╭──

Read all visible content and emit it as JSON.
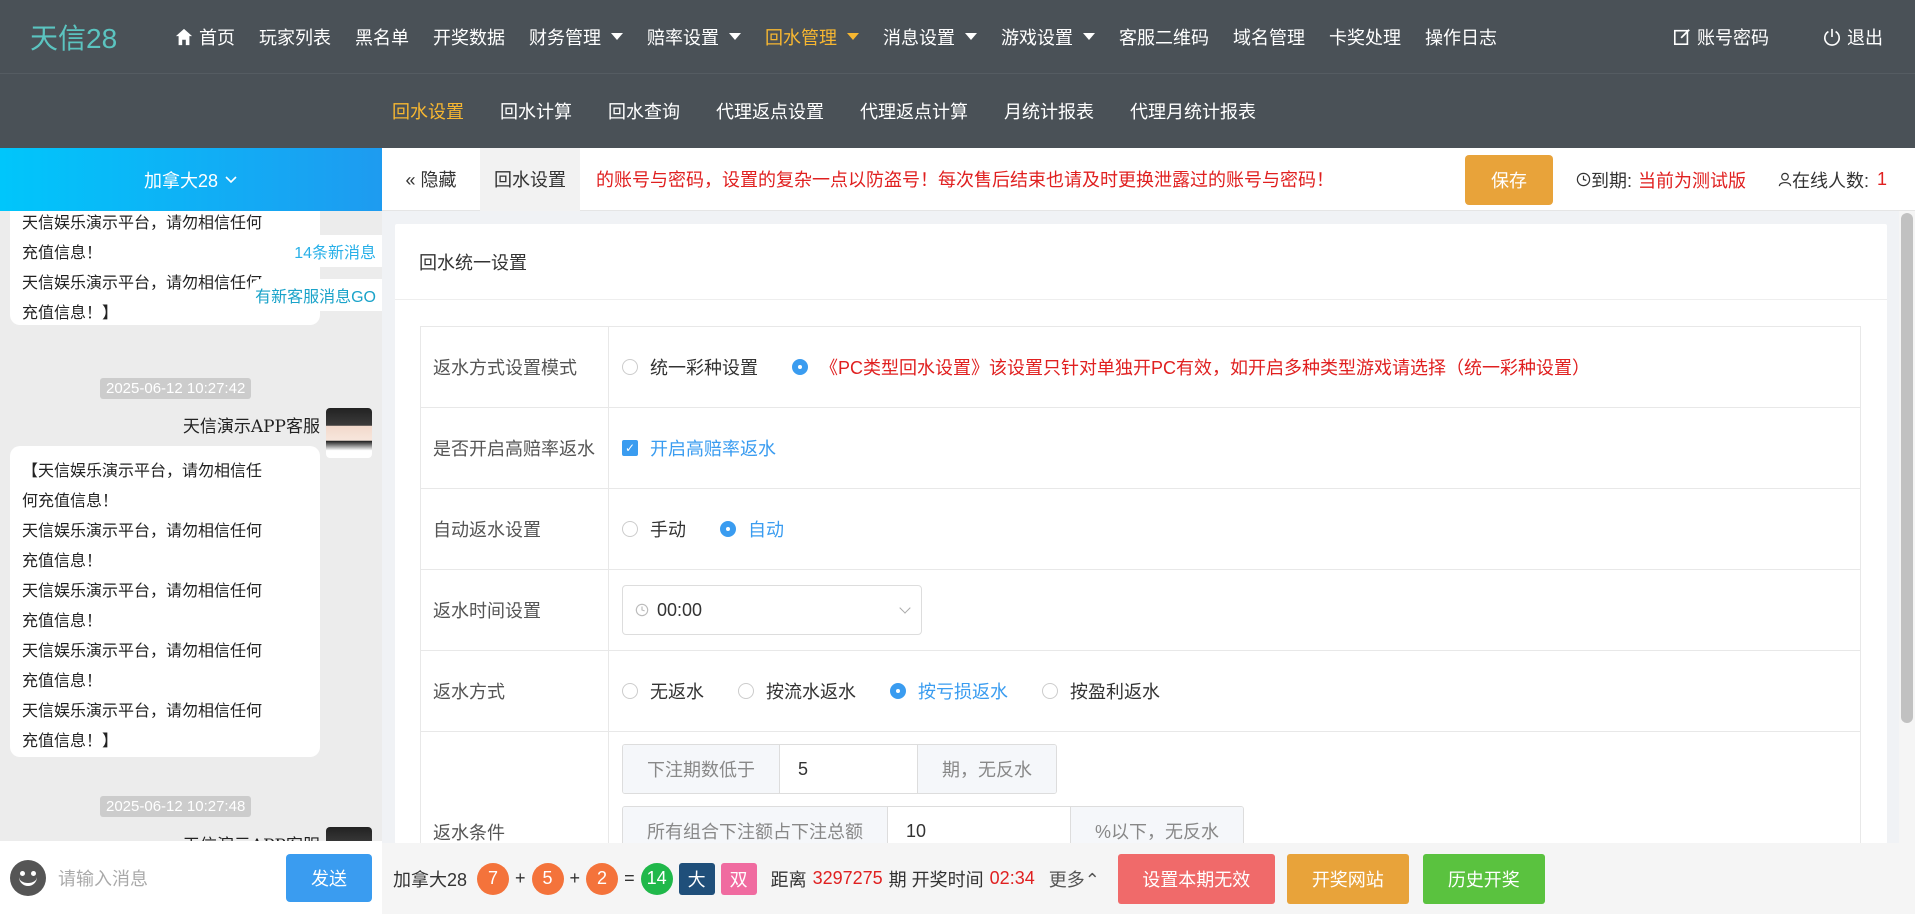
{
  "app": {
    "logo": "天信28"
  },
  "topnav": {
    "items": [
      {
        "label": "首页",
        "icon": "home-icon"
      },
      {
        "label": "玩家列表"
      },
      {
        "label": "黑名单"
      },
      {
        "label": "开奖数据"
      },
      {
        "label": "财务管理",
        "dropdown": true
      },
      {
        "label": "赔率设置",
        "dropdown": true
      },
      {
        "label": "回水管理",
        "dropdown": true,
        "active": true
      },
      {
        "label": "消息设置",
        "dropdown": true
      },
      {
        "label": "游戏设置",
        "dropdown": true
      },
      {
        "label": "客服二维码"
      },
      {
        "label": "域名管理"
      },
      {
        "label": "卡奖处理"
      },
      {
        "label": "操作日志"
      }
    ],
    "account_label": "账号密码",
    "logout_label": "退出"
  },
  "subnav": {
    "items": [
      "回水设置",
      "回水计算",
      "回水查询",
      "代理返点设置",
      "代理返点计算",
      "月统计报表",
      "代理月统计报表"
    ],
    "active_index": 0
  },
  "chat": {
    "room": "加拿大28",
    "new_msg_notice": "14条新消息",
    "cs_notice": "有新客服消息GO",
    "messages": [
      {
        "lines": [
          "天信娱乐演示平台，请勿相信任何",
          "充值信息！",
          "天信娱乐演示平台，请勿相信任何",
          "充值信息！】"
        ]
      },
      {
        "time": "2025-06-12 10:27:42",
        "sender": "天信演示APP客服",
        "lines": [
          "【天信娱乐演示平台，请勿相信任",
          "何充值信息！",
          "天信娱乐演示平台，请勿相信任何",
          "充值信息！",
          "天信娱乐演示平台，请勿相信任何",
          "充值信息！",
          "天信娱乐演示平台，请勿相信任何",
          "充值信息！",
          "天信娱乐演示平台，请勿相信任何",
          "充值信息！】"
        ]
      },
      {
        "time": "2025-06-12 10:27:48",
        "sender": "天信演示APP客服"
      }
    ],
    "input_placeholder": "请输入消息",
    "send_label": "发送"
  },
  "tabbar": {
    "hide_label": "隐藏",
    "tab_label": "回水设置",
    "marquee": "的账号与密码，设置的复杂一点以防盗号！每次售后结束也请及时更换泄露过的账号与密码！",
    "save_label": "保存",
    "expire_label": "到期:",
    "expire_value": "当前为测试版",
    "online_label": "在线人数:",
    "online_value": "1"
  },
  "form": {
    "card_title": "回水统一设置",
    "rows": {
      "mode": {
        "label": "返水方式设置模式",
        "opt1": "统一彩种设置",
        "opt2": "《PC类型回水设置》该设置只针对单独开PC有效，如开启多种类型游戏请选择（统一彩种设置）",
        "selected": 2
      },
      "high": {
        "label": "是否开启高赔率返水",
        "check_label": "开启高赔率返水",
        "checked": true
      },
      "auto": {
        "label": "自动返水设置",
        "opt1": "手动",
        "opt2": "自动",
        "selected": 2
      },
      "time": {
        "label": "返水时间设置",
        "value": "00:00"
      },
      "method": {
        "label": "返水方式",
        "options": [
          "无返水",
          "按流水返水",
          "按亏损返水",
          "按盈利返水"
        ],
        "selected": 2
      },
      "cond": {
        "label": "返水条件",
        "c1_pre": "下注期数低于",
        "c1_val": "5",
        "c1_post": "期，无反水",
        "c2_pre": "所有组合下注额占下注总额",
        "c2_val": "10",
        "c2_post": "%以下，无反水"
      }
    }
  },
  "bottom": {
    "game": "加拿大28",
    "n1": "7",
    "n2": "5",
    "n3": "2",
    "sum": "14",
    "plus": "+",
    "eq": "=",
    "big": "大",
    "even": "双",
    "dist_label": "距离",
    "period": "3297275",
    "period_label": "期 开奖时间",
    "countdown": "02:34",
    "more_label": "更多",
    "btn_invalid": "设置本期无效",
    "btn_site": "开奖网站",
    "btn_history": "历史开奖"
  },
  "colors": {
    "accent": "#3a9cf0",
    "active_nav": "#f7b731",
    "danger": "#e02020",
    "save": "#e8a33a"
  }
}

╰──

▶ _Directions_: Quote in full the listing given above; the images are to be left out.

▶ _Completed exercise_:
Read all visible content and emit it as JSON.
{
  "app": {
    "logo": "天信28"
  },
  "topnav": {
    "items": [
      {
        "label": "首页",
        "icon": "home-icon"
      },
      {
        "label": "玩家列表"
      },
      {
        "label": "黑名单"
      },
      {
        "label": "开奖数据"
      },
      {
        "label": "财务管理",
        "dropdown": true
      },
      {
        "label": "赔率设置",
        "dropdown": true
      },
      {
        "label": "回水管理",
        "dropdown": true,
        "active": true
      },
      {
        "label": "消息设置",
        "dropdown": true
      },
      {
        "label": "游戏设置",
        "dropdown": true
      },
      {
        "label": "客服二维码"
      },
      {
        "label": "域名管理"
      },
      {
        "label": "卡奖处理"
      },
      {
        "label": "操作日志"
      }
    ],
    "account_label": "账号密码",
    "logout_label": "退出"
  },
  "subnav": {
    "items": [
      "回水设置",
      "回水计算",
      "回水查询",
      "代理返点设置",
      "代理返点计算",
      "月统计报表",
      "代理月统计报表"
    ],
    "active_index": 0
  },
  "chat": {
    "room": "加拿大28",
    "new_msg_notice": "14条新消息",
    "cs_notice": "有新客服消息GO",
    "messages": [
      {
        "lines": [
          "天信娱乐演示平台，请勿相信任何",
          "充值信息！",
          "天信娱乐演示平台，请勿相信任何",
          "充值信息！】"
        ]
      },
      {
        "time": "2025-06-12 10:27:42",
        "sender": "天信演示APP客服",
        "lines": [
          "【天信娱乐演示平台，请勿相信任",
          "何充值信息！",
          "天信娱乐演示平台，请勿相信任何",
          "充值信息！",
          "天信娱乐演示平台，请勿相信任何",
          "充值信息！",
          "天信娱乐演示平台，请勿相信任何",
          "充值信息！",
          "天信娱乐演示平台，请勿相信任何",
          "充值信息！】"
        ]
      },
      {
        "time": "2025-06-12 10:27:48",
        "sender": "天信演示APP客服"
      }
    ],
    "input_placeholder": "请输入消息",
    "send_label": "发送"
  },
  "tabbar": {
    "hide_label": "隐藏",
    "tab_label": "回水设置",
    "marquee": "的账号与密码，设置的复杂一点以防盗号！每次售后结束也请及时更换泄露过的账号与密码！",
    "save_label": "保存",
    "expire_label": "到期:",
    "expire_value": "当前为测试版",
    "online_label": "在线人数:",
    "online_value": "1"
  },
  "form": {
    "card_title": "回水统一设置",
    "rows": {
      "mode": {
        "label": "返水方式设置模式",
        "opt1": "统一彩种设置",
        "opt2": "《PC类型回水设置》该设置只针对单独开PC有效，如开启多种类型游戏请选择（统一彩种设置）",
        "selected": 2
      },
      "high": {
        "label": "是否开启高赔率返水",
        "check_label": "开启高赔率返水",
        "checked": true
      },
      "auto": {
        "label": "自动返水设置",
        "opt1": "手动",
        "opt2": "自动",
        "selected": 2
      },
      "time": {
        "label": "返水时间设置",
        "value": "00:00"
      },
      "method": {
        "label": "返水方式",
        "options": [
          "无返水",
          "按流水返水",
          "按亏损返水",
          "按盈利返水"
        ],
        "selected": 2
      },
      "cond": {
        "label": "返水条件",
        "c1_pre": "下注期数低于",
        "c1_val": "5",
        "c1_post": "期，无反水",
        "c2_pre": "所有组合下注额占下注总额",
        "c2_val": "10",
        "c2_post": "%以下，无反水"
      }
    }
  },
  "bottom": {
    "game": "加拿大28",
    "n1": "7",
    "n2": "5",
    "n3": "2",
    "sum": "14",
    "plus": "+",
    "eq": "=",
    "big": "大",
    "even": "双",
    "dist_label": "距离",
    "period": "3297275",
    "period_label": "期 开奖时间",
    "countdown": "02:34",
    "more_label": "更多",
    "btn_invalid": "设置本期无效",
    "btn_site": "开奖网站",
    "btn_history": "历史开奖"
  },
  "colors": {
    "accent": "#3a9cf0",
    "active_nav": "#f7b731",
    "danger": "#e02020",
    "save": "#e8a33a"
  }
}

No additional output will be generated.